[Records from a dataset]

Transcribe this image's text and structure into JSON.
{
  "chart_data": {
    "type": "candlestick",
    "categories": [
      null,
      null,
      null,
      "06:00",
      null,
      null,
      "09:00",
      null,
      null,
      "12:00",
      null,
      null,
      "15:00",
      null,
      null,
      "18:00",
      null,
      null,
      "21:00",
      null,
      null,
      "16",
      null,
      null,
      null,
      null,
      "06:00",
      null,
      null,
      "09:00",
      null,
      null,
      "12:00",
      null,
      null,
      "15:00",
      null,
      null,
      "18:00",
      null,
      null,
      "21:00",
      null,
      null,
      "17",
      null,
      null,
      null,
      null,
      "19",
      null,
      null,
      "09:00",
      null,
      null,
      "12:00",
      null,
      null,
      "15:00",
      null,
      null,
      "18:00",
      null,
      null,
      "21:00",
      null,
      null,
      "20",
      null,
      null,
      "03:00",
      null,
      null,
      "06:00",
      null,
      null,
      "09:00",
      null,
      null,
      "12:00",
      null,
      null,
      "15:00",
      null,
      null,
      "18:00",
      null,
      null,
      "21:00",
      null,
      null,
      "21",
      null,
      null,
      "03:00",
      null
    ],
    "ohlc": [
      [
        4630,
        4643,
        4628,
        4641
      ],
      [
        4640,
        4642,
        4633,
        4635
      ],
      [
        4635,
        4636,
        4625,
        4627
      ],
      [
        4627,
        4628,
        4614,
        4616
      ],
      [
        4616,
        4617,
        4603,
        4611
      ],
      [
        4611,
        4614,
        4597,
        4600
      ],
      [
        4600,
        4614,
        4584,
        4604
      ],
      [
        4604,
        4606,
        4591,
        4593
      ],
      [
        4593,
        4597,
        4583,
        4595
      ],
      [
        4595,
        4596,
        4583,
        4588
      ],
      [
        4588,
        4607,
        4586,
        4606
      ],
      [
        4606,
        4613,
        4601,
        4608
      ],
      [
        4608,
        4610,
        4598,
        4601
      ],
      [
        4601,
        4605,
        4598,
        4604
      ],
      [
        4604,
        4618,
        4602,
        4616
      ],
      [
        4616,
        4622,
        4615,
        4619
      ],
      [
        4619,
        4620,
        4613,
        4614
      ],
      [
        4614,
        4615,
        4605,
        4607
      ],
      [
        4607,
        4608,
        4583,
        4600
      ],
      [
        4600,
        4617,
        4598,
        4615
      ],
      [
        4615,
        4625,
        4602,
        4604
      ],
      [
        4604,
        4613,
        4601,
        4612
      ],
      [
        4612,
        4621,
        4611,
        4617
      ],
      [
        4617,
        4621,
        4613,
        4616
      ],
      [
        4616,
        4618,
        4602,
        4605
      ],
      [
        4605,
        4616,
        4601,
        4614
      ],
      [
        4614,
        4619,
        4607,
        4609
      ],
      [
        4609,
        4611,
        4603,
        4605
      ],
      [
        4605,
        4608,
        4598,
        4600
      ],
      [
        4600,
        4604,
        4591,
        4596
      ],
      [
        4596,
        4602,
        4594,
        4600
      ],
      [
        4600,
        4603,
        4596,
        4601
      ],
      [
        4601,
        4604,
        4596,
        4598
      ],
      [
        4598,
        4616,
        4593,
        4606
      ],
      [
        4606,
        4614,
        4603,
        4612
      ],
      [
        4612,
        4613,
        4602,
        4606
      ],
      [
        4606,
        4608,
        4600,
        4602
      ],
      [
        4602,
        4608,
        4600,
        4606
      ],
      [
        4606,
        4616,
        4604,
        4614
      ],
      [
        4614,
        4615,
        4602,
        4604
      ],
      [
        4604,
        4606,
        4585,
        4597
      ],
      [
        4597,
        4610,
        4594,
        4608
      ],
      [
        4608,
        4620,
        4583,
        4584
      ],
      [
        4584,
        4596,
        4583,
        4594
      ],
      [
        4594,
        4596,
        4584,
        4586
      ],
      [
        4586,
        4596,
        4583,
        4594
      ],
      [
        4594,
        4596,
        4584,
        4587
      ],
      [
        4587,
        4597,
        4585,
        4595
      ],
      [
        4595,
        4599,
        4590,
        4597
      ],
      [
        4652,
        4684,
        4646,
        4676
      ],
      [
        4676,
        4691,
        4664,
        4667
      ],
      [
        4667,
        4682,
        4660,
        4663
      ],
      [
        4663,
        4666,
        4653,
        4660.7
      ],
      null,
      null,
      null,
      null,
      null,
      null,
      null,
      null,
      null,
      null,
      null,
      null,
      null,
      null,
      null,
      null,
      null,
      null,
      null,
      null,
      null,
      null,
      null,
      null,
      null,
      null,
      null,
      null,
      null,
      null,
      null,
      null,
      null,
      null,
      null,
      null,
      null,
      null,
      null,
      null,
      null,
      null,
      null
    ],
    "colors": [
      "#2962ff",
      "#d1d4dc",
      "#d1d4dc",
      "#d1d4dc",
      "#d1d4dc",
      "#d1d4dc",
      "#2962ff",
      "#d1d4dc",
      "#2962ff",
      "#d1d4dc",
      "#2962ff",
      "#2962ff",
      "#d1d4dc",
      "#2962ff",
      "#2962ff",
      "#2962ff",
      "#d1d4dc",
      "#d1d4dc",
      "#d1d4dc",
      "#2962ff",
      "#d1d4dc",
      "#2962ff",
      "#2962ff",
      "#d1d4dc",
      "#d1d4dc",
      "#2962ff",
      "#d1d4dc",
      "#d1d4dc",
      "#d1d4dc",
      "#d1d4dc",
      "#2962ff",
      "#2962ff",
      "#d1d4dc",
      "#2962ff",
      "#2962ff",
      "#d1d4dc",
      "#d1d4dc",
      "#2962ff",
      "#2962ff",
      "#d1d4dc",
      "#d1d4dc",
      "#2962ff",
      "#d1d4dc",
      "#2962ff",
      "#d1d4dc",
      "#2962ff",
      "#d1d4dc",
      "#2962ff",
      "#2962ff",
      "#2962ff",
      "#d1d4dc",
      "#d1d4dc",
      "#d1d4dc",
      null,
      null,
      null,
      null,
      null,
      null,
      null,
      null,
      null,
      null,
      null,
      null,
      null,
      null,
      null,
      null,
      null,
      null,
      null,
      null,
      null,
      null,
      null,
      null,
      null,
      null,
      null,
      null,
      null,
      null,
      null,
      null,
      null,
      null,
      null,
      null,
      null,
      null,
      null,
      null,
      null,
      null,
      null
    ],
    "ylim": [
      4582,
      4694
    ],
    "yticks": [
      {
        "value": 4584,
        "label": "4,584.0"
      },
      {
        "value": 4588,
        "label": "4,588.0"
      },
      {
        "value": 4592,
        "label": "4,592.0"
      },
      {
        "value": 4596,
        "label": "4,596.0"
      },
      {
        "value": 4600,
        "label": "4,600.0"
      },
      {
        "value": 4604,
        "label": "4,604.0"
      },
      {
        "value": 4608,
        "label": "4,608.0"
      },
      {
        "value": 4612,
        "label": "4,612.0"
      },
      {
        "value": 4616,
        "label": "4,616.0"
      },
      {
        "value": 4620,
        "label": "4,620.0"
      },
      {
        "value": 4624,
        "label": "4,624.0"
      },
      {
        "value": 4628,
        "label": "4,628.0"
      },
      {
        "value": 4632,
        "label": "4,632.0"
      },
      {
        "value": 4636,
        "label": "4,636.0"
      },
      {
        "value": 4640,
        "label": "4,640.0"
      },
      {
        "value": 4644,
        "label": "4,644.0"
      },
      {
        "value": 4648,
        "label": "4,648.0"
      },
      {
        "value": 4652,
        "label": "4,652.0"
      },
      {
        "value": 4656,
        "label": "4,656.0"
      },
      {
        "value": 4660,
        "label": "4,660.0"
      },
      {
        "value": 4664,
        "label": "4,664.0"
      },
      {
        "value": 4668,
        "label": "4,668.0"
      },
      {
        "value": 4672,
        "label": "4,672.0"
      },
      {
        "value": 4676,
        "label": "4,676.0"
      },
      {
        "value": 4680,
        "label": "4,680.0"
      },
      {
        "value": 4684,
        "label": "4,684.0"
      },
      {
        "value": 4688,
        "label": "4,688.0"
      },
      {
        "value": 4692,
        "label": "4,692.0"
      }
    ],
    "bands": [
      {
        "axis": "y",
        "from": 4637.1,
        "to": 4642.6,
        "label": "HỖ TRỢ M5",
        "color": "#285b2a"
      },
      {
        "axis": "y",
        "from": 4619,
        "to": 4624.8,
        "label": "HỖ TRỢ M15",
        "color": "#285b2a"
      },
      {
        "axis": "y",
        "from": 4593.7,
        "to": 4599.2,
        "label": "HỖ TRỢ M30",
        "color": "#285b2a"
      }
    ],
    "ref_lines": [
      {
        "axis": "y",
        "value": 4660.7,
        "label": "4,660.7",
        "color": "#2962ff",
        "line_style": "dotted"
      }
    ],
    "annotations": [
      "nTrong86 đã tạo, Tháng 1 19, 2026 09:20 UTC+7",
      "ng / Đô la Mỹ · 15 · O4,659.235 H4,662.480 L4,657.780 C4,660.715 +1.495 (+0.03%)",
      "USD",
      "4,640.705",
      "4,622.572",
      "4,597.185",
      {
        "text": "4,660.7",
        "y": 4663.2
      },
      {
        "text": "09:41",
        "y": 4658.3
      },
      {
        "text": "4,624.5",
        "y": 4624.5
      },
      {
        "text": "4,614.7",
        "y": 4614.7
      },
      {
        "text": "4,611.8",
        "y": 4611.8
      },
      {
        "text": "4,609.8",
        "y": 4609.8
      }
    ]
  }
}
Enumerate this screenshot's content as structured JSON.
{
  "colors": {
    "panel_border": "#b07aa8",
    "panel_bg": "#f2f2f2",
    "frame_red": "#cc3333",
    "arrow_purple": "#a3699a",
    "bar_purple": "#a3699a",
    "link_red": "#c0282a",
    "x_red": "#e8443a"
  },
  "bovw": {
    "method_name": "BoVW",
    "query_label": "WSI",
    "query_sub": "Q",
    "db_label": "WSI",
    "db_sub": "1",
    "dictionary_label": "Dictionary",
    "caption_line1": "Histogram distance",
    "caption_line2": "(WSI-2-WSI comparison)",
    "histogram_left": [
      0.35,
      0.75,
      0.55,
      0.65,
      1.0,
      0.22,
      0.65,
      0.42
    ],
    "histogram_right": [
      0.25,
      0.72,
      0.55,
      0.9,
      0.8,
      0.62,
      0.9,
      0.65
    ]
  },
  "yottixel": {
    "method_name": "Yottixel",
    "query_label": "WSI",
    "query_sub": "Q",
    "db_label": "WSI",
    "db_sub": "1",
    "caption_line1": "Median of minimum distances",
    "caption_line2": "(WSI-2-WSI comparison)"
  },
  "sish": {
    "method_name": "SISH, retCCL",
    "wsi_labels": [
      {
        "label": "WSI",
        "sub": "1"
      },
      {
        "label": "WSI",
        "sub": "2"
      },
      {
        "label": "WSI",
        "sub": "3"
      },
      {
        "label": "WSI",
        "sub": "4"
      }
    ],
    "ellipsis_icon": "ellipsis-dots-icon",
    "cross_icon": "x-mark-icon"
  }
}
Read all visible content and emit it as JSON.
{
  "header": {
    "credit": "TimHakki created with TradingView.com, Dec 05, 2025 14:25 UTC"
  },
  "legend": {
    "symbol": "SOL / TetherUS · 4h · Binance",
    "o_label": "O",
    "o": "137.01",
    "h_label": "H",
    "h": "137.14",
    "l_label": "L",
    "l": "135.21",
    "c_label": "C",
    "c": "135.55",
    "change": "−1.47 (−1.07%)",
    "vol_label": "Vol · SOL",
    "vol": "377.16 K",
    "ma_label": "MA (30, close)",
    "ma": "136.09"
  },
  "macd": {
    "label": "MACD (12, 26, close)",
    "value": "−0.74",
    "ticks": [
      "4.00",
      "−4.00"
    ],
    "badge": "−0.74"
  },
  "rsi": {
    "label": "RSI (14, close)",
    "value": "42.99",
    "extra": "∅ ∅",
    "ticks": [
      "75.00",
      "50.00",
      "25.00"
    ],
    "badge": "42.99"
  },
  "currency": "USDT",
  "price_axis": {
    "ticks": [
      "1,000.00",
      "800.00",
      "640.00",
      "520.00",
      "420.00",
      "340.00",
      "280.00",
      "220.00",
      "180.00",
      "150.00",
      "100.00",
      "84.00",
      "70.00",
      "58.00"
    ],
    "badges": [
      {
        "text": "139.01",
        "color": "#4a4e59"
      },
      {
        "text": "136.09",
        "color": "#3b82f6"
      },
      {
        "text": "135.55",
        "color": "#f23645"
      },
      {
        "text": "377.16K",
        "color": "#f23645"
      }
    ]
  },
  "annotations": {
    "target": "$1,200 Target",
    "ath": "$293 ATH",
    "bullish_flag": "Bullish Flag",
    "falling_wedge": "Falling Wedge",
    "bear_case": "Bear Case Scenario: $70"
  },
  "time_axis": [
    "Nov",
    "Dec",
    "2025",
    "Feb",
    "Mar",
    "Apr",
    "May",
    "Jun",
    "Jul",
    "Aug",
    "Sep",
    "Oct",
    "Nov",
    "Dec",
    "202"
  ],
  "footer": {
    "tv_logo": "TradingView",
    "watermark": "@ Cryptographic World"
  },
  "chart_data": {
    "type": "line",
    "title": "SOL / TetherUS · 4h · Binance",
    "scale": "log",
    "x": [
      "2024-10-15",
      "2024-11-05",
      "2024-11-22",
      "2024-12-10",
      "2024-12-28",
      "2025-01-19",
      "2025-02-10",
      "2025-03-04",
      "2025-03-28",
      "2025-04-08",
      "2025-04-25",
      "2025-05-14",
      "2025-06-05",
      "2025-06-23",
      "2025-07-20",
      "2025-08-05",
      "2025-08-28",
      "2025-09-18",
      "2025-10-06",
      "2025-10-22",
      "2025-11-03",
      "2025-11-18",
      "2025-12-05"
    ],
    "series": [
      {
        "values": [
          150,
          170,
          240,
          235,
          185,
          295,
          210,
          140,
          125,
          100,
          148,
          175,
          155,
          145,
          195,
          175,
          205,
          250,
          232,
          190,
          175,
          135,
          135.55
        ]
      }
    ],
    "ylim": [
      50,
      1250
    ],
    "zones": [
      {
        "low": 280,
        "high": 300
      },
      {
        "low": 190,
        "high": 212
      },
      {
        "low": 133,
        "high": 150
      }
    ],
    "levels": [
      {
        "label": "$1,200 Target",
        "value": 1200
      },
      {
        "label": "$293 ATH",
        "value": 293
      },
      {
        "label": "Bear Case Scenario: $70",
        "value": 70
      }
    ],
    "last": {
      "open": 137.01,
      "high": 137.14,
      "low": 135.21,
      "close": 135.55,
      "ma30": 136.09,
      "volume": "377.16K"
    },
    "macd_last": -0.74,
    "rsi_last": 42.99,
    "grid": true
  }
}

- _Set exercise_: Say how many lines have the string "text" in them, offering no words beyond the number.

- _Solution to this problem_: 11